Given instruction:
Gather the lines from the material that contain "legend".

========

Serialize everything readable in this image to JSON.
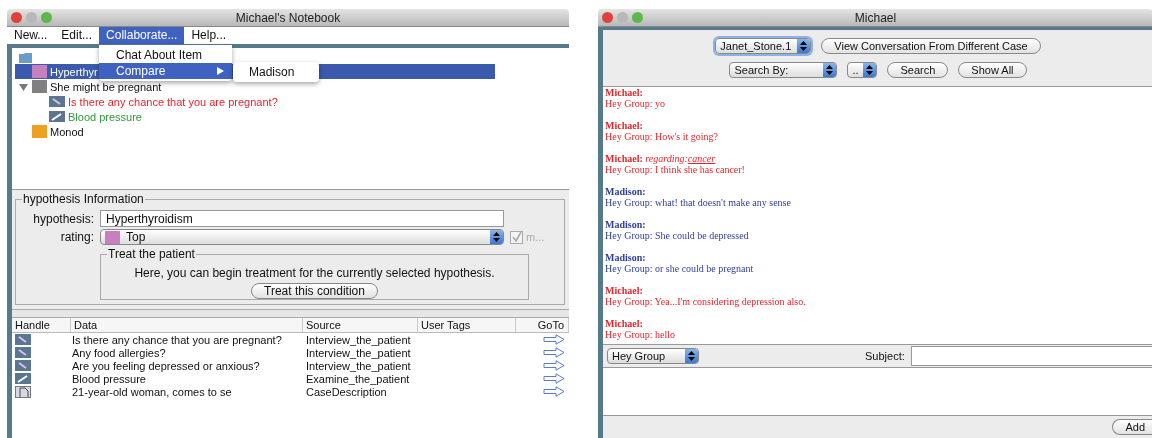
{
  "notebook": {
    "title": "Michael's Notebook",
    "menu": [
      {
        "label": "New...",
        "selected": false
      },
      {
        "label": "Edit...",
        "selected": false
      },
      {
        "label": "Collaborate...",
        "selected": true
      },
      {
        "label": "Help...",
        "selected": false
      }
    ],
    "dropdown": {
      "items": [
        {
          "label": "Chat About Item",
          "selected": false,
          "submenu": false
        },
        {
          "label": "Compare",
          "selected": true,
          "submenu": true
        }
      ],
      "submenu_items": [
        "Madison"
      ]
    },
    "tree": {
      "items": [
        {
          "label": "Hyperthyr",
          "color": "#c67fbf",
          "selected": true
        },
        {
          "label": "She might be pregnant",
          "color": "#808080",
          "selected": false,
          "expanded": true,
          "children": [
            {
              "label": "Is there any chance that you are pregnant?",
              "kind": "interview",
              "color": "#e8242a"
            },
            {
              "label": "Blood pressure",
              "kind": "exam",
              "color": "#2e9a3a"
            }
          ]
        },
        {
          "label": "Monod",
          "color": "#f0a020",
          "selected": false
        }
      ]
    },
    "info": {
      "legend": "hypothesis Information",
      "hypothesis_label": "hypothesis:",
      "hypothesis_value": "Hyperthyroidism",
      "rating_label": "rating:",
      "rating": {
        "value": "Top",
        "color": "#c67fbf"
      },
      "checkbox": {
        "label": "m...",
        "checked": true,
        "disabled": true
      },
      "treat": {
        "legend": "Treat the patient",
        "text": "Here, you can begin treatment for the currently selected hypothesis.",
        "button": "Treat this condition"
      }
    },
    "table": {
      "columns": [
        "Handle",
        "Data",
        "Source",
        "User Tags",
        "GoTo"
      ],
      "rows": [
        {
          "kind": "interview",
          "data": "Is there any chance that you are pregnant?",
          "source": "Interview_the_patient"
        },
        {
          "kind": "interview",
          "data": "Any food allergies?",
          "source": "Interview_the_patient"
        },
        {
          "kind": "interview",
          "data": "Are you feeling depressed or anxious?",
          "source": "Interview_the_patient"
        },
        {
          "kind": "exam",
          "data": "Blood pressure",
          "source": "Examine_the_patient"
        },
        {
          "kind": "case",
          "data": "21-year-old woman, comes to se",
          "source": "CaseDescription"
        }
      ]
    }
  },
  "chat": {
    "title": "Michael",
    "case_select": "Janet_Stone.1",
    "view_button": "View Conversation From Different Case",
    "search_by": "Search By:",
    "search_value": "..",
    "search_button": "Search",
    "show_all_button": "Show All",
    "messages": [
      {
        "sender": "Michael:",
        "color": "#e8242a",
        "text": "Hey Group: yo"
      },
      {
        "sender": "Michael:",
        "color": "#e8242a",
        "text": "Hey Group: How's it going?"
      },
      {
        "sender": "Michael:",
        "color": "#e8242a",
        "regarding_label": "regarding:",
        "regarding_topic": "cancer",
        "text": "Hey Group: I think she has cancer!"
      },
      {
        "sender": "Madison:",
        "color": "#2d3f9a",
        "text": "Hey Group: what! that doesn't make any sense"
      },
      {
        "sender": "Madison:",
        "color": "#2d3f9a",
        "text": "Hey Group: She could be depressed"
      },
      {
        "sender": "Madison:",
        "color": "#2d3f9a",
        "text": "Hey Group: or she could be pregnant"
      },
      {
        "sender": "Michael:",
        "color": "#e8242a",
        "text": "Hey Group: Yea...I'm considering depression also."
      },
      {
        "sender": "Michael:",
        "color": "#e8242a",
        "text": "Hey Group: hello"
      }
    ],
    "recipient": "Hey Group",
    "subject_label": "Subject:",
    "add_button": "Add"
  }
}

========

Written solution:
      "legend": "hypothesis Information",
        "legend": "Treat the patient",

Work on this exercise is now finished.